- _Exercise instructions_: Write out the material below word for word, from its first line through the line containing "stage-header-realization: Realization —".

[Records from a data source]
============
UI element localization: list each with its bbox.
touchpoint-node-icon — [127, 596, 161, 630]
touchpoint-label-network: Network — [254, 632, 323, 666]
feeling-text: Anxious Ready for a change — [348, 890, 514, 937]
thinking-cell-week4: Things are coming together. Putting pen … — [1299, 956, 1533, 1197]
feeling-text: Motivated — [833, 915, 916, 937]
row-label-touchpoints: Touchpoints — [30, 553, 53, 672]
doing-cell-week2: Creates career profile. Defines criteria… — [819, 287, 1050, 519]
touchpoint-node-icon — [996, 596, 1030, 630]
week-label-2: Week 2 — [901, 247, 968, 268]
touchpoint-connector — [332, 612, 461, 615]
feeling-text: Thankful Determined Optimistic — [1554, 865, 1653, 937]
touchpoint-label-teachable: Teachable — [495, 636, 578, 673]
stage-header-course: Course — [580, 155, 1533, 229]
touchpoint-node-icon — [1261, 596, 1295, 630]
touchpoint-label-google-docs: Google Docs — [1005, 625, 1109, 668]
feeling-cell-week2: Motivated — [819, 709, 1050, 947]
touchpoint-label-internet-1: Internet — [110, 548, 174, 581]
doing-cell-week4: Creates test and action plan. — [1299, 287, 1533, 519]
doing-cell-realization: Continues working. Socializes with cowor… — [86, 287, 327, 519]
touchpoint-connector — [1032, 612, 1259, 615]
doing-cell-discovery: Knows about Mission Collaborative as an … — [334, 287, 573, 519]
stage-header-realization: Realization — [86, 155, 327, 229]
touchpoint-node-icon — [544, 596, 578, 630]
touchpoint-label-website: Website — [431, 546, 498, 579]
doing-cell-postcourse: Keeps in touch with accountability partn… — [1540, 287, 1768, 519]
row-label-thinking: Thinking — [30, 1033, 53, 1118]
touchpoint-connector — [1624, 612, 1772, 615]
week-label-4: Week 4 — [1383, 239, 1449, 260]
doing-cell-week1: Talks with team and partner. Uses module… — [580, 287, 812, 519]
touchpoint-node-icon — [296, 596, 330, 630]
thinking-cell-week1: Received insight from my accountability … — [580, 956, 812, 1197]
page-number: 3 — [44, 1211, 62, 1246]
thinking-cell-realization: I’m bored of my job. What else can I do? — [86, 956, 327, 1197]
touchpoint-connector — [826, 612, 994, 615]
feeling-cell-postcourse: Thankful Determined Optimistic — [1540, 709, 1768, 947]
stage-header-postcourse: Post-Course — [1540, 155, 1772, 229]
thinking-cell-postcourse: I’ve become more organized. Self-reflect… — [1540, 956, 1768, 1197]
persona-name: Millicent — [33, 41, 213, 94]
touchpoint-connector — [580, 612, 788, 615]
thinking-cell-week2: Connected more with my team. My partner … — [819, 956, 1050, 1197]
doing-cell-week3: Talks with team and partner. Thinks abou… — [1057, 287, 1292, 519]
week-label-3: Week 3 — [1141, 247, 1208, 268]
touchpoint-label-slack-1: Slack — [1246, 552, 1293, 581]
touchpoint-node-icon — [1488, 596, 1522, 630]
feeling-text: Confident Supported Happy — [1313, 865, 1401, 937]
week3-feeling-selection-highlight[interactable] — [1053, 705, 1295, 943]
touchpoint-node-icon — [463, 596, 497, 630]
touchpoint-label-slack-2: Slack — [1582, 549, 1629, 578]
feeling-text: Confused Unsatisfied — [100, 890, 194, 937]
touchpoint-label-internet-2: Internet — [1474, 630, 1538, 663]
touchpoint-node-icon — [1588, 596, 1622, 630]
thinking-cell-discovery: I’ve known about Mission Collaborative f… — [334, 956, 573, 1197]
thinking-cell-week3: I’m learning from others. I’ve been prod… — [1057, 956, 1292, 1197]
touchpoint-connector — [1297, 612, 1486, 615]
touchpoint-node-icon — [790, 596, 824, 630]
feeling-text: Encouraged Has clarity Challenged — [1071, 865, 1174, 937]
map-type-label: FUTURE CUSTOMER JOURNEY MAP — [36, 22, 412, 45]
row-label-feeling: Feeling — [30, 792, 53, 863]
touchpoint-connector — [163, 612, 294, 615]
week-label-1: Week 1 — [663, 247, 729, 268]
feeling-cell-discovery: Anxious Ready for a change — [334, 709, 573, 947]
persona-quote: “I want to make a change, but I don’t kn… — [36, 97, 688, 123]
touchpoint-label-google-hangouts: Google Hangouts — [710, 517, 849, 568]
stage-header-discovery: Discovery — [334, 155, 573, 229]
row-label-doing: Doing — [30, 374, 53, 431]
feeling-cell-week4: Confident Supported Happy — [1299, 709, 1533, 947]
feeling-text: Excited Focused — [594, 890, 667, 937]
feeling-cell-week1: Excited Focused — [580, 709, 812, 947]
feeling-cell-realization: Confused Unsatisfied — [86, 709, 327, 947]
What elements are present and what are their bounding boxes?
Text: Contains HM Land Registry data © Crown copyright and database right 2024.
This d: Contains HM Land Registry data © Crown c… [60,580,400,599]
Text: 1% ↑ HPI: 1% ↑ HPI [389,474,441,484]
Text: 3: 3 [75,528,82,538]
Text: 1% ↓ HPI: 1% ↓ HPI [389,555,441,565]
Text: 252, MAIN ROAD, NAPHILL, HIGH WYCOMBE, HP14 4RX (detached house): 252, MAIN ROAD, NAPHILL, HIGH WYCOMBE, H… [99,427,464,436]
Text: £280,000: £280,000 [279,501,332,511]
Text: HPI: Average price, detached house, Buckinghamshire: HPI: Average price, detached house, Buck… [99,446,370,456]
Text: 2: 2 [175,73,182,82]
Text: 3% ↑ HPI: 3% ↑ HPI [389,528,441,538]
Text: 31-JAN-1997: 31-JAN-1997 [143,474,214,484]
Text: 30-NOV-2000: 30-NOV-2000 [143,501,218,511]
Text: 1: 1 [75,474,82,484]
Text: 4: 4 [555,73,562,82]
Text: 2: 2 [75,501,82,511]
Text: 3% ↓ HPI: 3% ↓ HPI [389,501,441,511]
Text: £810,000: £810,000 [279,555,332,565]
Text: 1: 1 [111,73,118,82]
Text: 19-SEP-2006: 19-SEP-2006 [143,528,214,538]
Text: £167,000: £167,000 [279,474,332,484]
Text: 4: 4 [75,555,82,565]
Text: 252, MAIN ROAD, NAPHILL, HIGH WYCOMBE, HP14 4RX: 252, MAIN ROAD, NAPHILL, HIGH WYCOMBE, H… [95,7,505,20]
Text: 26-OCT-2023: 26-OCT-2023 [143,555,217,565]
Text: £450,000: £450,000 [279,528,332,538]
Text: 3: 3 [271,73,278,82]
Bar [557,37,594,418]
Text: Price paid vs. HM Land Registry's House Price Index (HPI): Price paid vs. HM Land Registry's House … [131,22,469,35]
============
- _Expected output_:
UI element localization: list each with its bbox.
touchpoint-node-icon — [127, 596, 161, 630]
touchpoint-label-network: Network — [254, 632, 323, 666]
feeling-text: Anxious Ready for a change — [348, 890, 514, 937]
thinking-cell-week4: Things are coming together. Putting pen … — [1299, 956, 1533, 1197]
feeling-text: Motivated — [833, 915, 916, 937]
row-label-touchpoints: Touchpoints — [30, 553, 53, 672]
doing-cell-week2: Creates career profile. Defines criteria… — [819, 287, 1050, 519]
touchpoint-node-icon — [996, 596, 1030, 630]
week-label-2: Week 2 — [901, 247, 968, 268]
touchpoint-connector — [332, 612, 461, 615]
feeling-text: Thankful Determined Optimistic — [1554, 865, 1653, 937]
touchpoint-label-teachable: Teachable — [495, 636, 578, 673]
stage-header-course: Course — [580, 155, 1533, 229]
touchpoint-node-icon — [1261, 596, 1295, 630]
touchpoint-label-google-docs: Google Docs — [1005, 625, 1109, 668]
feeling-cell-week2: Motivated — [819, 709, 1050, 947]
touchpoint-label-internet-1: Internet — [110, 548, 174, 581]
doing-cell-week4: Creates test and action plan. — [1299, 287, 1533, 519]
doing-cell-realization: Continues working. Socializes with cowor… — [86, 287, 327, 519]
touchpoint-connector — [1032, 612, 1259, 615]
doing-cell-discovery: Knows about Mission Collaborative as an … — [334, 287, 573, 519]
stage-header-realization: Realization — [86, 155, 327, 229]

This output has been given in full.